Find every line with the word "munkáltatót" and give their count, nothing else.

## SOURCE MATERIAL:
################
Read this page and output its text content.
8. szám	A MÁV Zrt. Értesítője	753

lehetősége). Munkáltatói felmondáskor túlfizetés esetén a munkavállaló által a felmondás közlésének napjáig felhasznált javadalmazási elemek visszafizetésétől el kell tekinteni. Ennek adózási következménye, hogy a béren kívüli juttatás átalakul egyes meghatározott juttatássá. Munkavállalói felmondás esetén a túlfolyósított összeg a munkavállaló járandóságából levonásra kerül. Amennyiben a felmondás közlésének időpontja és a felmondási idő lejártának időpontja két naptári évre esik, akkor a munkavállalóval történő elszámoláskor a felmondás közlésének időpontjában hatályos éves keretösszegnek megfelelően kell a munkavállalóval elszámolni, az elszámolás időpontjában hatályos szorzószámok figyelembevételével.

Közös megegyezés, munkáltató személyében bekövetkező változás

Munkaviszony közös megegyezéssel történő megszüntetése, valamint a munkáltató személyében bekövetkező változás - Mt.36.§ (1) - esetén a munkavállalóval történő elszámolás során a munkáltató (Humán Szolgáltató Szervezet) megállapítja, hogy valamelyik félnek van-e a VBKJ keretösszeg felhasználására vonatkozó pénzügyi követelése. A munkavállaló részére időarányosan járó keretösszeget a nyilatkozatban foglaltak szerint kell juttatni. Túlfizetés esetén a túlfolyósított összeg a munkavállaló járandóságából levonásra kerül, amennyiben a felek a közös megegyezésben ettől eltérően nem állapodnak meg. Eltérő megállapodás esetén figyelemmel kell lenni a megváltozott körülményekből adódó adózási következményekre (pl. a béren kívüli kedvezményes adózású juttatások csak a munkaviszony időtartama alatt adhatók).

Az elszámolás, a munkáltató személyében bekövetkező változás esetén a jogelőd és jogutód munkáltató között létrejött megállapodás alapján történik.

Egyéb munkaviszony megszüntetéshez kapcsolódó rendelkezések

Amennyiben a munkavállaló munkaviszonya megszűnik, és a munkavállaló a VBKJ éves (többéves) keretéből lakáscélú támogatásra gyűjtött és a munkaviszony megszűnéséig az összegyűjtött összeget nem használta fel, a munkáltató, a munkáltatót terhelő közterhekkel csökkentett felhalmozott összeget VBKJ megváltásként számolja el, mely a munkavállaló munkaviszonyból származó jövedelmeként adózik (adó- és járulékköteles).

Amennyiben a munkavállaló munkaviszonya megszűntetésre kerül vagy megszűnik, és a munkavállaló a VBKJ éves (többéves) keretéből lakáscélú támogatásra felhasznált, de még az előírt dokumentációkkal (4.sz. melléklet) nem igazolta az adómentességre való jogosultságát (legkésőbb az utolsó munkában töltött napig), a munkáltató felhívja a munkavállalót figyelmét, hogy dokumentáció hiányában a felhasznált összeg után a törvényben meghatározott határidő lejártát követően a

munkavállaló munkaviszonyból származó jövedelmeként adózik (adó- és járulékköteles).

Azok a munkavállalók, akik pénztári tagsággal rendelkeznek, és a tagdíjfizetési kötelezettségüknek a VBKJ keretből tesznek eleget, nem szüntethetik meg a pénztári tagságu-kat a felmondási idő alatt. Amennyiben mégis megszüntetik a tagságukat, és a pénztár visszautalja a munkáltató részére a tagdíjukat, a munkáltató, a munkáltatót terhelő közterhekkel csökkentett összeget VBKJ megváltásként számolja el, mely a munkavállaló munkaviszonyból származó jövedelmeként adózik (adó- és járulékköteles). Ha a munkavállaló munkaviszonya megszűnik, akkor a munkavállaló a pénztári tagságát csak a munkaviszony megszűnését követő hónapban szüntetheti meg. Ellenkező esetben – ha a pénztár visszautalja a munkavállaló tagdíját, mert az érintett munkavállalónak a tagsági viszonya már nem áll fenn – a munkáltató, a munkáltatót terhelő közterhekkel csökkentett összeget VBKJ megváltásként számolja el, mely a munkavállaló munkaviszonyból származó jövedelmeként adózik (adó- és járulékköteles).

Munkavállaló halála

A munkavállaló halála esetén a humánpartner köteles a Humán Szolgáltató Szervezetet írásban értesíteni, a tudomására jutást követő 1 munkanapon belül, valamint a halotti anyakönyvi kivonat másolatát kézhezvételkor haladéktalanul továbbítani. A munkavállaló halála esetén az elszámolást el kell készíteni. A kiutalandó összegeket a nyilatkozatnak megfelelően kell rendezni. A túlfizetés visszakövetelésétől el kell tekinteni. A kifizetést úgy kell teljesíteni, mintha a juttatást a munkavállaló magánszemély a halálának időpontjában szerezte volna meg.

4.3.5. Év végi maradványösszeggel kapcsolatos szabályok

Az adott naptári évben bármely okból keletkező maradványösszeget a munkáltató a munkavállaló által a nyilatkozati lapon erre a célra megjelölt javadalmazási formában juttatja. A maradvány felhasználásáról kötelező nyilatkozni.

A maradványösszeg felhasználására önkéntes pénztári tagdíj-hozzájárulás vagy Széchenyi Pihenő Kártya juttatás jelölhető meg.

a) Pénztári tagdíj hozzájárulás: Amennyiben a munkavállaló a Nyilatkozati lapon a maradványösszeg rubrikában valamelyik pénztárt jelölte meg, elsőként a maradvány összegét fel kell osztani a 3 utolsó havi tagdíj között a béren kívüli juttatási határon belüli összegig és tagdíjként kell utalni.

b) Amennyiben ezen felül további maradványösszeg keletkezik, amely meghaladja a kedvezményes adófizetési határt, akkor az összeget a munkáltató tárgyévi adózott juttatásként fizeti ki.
################
## EXERCISE ANSWER:
2